Requirement: Locate each line holding the string "任意实数" and copy it.

Data section:
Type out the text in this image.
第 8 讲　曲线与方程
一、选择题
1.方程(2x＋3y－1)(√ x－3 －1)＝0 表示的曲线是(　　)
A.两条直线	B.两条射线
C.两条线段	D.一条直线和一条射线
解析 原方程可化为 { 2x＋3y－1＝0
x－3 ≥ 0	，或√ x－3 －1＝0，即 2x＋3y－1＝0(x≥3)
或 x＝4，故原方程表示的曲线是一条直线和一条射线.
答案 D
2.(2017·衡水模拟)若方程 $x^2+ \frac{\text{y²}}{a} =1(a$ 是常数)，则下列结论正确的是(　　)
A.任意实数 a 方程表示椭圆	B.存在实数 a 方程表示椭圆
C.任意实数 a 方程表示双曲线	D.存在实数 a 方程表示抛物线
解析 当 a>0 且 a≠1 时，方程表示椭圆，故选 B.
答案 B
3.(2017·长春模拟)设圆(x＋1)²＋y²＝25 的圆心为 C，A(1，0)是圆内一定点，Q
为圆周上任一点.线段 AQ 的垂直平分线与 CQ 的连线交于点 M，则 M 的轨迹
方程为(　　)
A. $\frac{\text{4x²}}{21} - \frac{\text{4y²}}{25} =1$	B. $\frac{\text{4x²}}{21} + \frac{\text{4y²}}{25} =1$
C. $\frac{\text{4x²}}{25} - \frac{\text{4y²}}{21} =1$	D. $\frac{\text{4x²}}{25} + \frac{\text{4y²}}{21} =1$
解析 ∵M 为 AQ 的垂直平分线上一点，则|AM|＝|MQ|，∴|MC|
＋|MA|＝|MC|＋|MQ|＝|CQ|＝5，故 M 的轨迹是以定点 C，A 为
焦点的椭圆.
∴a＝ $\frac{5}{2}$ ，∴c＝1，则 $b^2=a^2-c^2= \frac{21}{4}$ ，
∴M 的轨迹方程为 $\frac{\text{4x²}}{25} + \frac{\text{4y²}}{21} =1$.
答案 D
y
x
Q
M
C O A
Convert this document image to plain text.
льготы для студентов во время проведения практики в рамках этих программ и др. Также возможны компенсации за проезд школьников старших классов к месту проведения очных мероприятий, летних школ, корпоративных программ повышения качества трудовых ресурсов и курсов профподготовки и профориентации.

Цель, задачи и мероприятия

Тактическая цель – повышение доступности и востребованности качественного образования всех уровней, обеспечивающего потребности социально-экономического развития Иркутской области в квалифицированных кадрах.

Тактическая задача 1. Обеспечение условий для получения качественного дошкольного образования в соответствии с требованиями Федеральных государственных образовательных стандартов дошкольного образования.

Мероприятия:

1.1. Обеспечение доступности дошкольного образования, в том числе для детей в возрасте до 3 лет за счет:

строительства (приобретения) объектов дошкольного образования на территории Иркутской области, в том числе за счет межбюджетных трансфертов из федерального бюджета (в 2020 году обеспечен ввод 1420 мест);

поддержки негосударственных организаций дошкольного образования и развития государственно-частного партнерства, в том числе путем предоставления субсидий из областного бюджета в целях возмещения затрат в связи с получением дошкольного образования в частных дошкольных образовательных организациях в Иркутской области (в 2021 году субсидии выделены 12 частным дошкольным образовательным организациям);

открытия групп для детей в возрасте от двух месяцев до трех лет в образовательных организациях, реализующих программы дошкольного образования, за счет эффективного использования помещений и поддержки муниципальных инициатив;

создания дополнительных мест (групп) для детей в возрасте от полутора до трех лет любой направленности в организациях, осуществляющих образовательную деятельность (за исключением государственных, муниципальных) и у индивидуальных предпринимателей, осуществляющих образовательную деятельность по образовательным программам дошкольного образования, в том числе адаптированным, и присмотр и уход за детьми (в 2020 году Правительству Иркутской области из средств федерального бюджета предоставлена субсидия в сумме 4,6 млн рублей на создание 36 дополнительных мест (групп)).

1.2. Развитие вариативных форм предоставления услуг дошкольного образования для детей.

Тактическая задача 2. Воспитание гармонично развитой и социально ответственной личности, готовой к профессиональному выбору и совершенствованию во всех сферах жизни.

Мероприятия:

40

Result:
A.任意实数 a 方程表示椭圆	B.存在实数 a 方程表示椭圆
C.任意实数 a 方程表示双曲线	D.存在实数 a 方程表示抛物线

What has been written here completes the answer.